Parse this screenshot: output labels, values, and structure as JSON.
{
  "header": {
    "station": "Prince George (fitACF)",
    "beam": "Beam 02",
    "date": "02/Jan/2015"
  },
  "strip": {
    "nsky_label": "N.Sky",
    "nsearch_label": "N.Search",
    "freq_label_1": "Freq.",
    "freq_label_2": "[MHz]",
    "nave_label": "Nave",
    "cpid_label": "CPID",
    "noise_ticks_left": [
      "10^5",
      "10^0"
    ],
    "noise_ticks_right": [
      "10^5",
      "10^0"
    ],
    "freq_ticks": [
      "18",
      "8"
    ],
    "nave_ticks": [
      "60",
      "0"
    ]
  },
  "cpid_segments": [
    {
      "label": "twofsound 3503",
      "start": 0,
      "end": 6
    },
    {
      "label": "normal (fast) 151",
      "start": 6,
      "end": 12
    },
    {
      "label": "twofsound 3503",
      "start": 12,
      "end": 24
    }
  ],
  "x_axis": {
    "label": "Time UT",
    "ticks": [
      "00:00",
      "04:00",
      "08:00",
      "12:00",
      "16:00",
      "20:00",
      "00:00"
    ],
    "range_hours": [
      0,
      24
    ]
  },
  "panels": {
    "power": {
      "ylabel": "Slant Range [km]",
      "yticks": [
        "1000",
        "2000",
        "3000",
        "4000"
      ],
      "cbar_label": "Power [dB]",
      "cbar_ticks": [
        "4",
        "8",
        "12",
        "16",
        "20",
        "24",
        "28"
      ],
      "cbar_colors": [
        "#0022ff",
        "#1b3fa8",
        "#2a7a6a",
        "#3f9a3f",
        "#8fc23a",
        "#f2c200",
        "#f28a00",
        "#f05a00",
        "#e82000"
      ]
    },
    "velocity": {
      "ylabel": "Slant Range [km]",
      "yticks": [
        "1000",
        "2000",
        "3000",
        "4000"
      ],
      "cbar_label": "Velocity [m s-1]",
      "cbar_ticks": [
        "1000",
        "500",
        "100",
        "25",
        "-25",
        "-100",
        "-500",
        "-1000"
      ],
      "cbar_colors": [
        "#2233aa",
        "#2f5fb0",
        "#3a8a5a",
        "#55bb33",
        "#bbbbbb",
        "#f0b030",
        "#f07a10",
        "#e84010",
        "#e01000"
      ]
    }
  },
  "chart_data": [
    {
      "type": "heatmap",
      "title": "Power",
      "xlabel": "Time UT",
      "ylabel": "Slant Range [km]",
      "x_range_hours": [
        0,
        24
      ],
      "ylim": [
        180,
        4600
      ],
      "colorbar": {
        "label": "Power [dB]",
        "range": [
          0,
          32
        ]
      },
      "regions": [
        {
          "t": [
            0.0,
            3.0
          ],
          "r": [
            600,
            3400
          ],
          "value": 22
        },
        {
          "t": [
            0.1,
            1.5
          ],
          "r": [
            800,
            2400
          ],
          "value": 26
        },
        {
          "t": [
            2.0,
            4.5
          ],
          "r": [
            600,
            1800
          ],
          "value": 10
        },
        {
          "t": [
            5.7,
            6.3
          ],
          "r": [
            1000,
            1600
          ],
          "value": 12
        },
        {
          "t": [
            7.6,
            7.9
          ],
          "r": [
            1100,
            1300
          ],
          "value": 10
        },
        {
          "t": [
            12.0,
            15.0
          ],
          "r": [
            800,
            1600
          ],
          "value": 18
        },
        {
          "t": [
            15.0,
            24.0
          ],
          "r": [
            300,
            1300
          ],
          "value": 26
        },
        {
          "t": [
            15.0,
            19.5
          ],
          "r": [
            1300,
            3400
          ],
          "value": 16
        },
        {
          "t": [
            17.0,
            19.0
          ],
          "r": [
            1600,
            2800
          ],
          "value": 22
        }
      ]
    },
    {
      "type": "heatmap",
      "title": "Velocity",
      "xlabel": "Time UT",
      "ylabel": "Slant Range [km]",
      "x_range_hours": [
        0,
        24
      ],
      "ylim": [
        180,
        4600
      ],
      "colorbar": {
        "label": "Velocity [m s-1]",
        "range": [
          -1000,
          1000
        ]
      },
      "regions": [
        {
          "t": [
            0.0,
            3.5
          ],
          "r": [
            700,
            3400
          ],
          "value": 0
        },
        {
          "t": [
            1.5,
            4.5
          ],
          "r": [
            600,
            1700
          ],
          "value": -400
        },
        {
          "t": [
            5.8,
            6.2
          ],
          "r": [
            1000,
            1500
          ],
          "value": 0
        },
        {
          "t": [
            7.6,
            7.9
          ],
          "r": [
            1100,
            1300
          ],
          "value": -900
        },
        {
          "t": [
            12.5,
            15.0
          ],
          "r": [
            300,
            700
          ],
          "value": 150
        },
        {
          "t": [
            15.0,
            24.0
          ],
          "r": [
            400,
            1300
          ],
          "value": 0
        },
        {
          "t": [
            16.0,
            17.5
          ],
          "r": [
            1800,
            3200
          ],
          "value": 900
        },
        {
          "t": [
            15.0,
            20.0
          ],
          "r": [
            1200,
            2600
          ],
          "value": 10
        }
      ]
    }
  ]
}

* What you have to do
Using the data above, return each line exactly as written.

* Complete response
Parse this screenshot: output labels, values, and structure as JSON.
{
  "header": {
    "station": "Prince George (fitACF)",
    "beam": "Beam 02",
    "date": "02/Jan/2015"
  },
  "strip": {
    "nsky_label": "N.Sky",
    "nsearch_label": "N.Search",
    "freq_label_1": "Freq.",
    "freq_label_2": "[MHz]",
    "nave_label": "Nave",
    "cpid_label": "CPID",
    "noise_ticks_left": [
      "10^5",
      "10^0"
    ],
    "noise_ticks_right": [
      "10^5",
      "10^0"
    ],
    "freq_ticks": [
      "18",
      "8"
    ],
    "nave_ticks": [
      "60",
      "0"
    ]
  },
  "cpid_segments": [
    {
      "label": "twofsound 3503",
      "start": 0,
      "end": 6
    },
    {
      "label": "normal (fast) 151",
      "start": 6,
      "end": 12
    },
    {
      "label": "twofsound 3503",
      "start": 12,
      "end": 24
    }
  ],
  "x_axis": {
    "label": "Time UT",
    "ticks": [
      "00:00",
      "04:00",
      "08:00",
      "12:00",
      "16:00",
      "20:00",
      "00:00"
    ],
    "range_hours": [
      0,
      24
    ]
  },
  "panels": {
    "power": {
      "ylabel": "Slant Range [km]",
      "yticks": [
        "1000",
        "2000",
        "3000",
        "4000"
      ],
      "cbar_label": "Power [dB]",
      "cbar_ticks": [
        "4",
        "8",
        "12",
        "16",
        "20",
        "24",
        "28"
      ],
      "cbar_colors": [
        "#0022ff",
        "#1b3fa8",
        "#2a7a6a",
        "#3f9a3f",
        "#8fc23a",
        "#f2c200",
        "#f28a00",
        "#f05a00",
        "#e82000"
      ]
    },
    "velocity": {
      "ylabel": "Slant Range [km]",
      "yticks": [
        "1000",
        "2000",
        "3000",
        "4000"
      ],
      "cbar_label": "Velocity [m s-1]",
      "cbar_ticks": [
        "1000",
        "500",
        "100",
        "25",
        "-25",
        "-100",
        "-500",
        "-1000"
      ],
      "cbar_colors": [
        "#2233aa",
        "#2f5fb0",
        "#3a8a5a",
        "#55bb33",
        "#bbbbbb",
        "#f0b030",
        "#f07a10",
        "#e84010",
        "#e01000"
      ]
    }
  },
  "chart_data": [
    {
      "type": "heatmap",
      "title": "Power",
      "xlabel": "Time UT",
      "ylabel": "Slant Range [km]",
      "x_range_hours": [
        0,
        24
      ],
      "ylim": [
        180,
        4600
      ],
      "colorbar": {
        "label": "Power [dB]",
        "range": [
          0,
          32
        ]
      },
      "regions": [
        {
          "t": [
            0.0,
            3.0
          ],
          "r": [
            600,
            3400
          ],
          "value": 22
        },
        {
          "t": [
            0.1,
            1.5
          ],
          "r": [
            800,
            2400
          ],
          "value": 26
        },
        {
          "t": [
            2.0,
            4.5
          ],
          "r": [
            600,
            1800
          ],
          "value": 10
        },
        {
          "t": [
            5.7,
            6.3
          ],
          "r": [
            1000,
            1600
          ],
          "value": 12
        },
        {
          "t": [
            7.6,
            7.9
          ],
          "r": [
            1100,
            1300
          ],
          "value": 10
        },
        {
          "t": [
            12.0,
            15.0
          ],
          "r": [
            800,
            1600
          ],
          "value": 18
        },
        {
          "t": [
            15.0,
            24.0
          ],
          "r": [
            300,
            1300
          ],
          "value": 26
        },
        {
          "t": [
            15.0,
            19.5
          ],
          "r": [
            1300,
            3400
          ],
          "value": 16
        },
        {
          "t": [
            17.0,
            19.0
          ],
          "r": [
            1600,
            2800
          ],
          "value": 22
        }
      ]
    },
    {
      "type": "heatmap",
      "title": "Velocity",
      "xlabel": "Time UT",
      "ylabel": "Slant Range [km]",
      "x_range_hours": [
        0,
        24
      ],
      "ylim": [
        180,
        4600
      ],
      "colorbar": {
        "label": "Velocity [m s-1]",
        "range": [
          -1000,
          1000
        ]
      },
      "regions": [
        {
          "t": [
            0.0,
            3.5
          ],
          "r": [
            700,
            3400
          ],
          "value": 0
        },
        {
          "t": [
            1.5,
            4.5
          ],
          "r": [
            600,
            1700
          ],
          "value": -400
        },
        {
          "t": [
            5.8,
            6.2
          ],
          "r": [
            1000,
            1500
          ],
          "value": 0
        },
        {
          "t": [
            7.6,
            7.9
          ],
          "r": [
            1100,
            1300
          ],
          "value": -900
        },
        {
          "t": [
            12.5,
            15.0
          ],
          "r": [
            300,
            700
          ],
          "value": 150
        },
        {
          "t": [
            15.0,
            24.0
          ],
          "r": [
            400,
            1300
          ],
          "value": 0
        },
        {
          "t": [
            16.0,
            17.5
          ],
          "r": [
            1800,
            3200
          ],
          "value": 900
        },
        {
          "t": [
            15.0,
            20.0
          ],
          "r": [
            1200,
            2600
          ],
          "value": 10
        }
      ]
    }
  ]
}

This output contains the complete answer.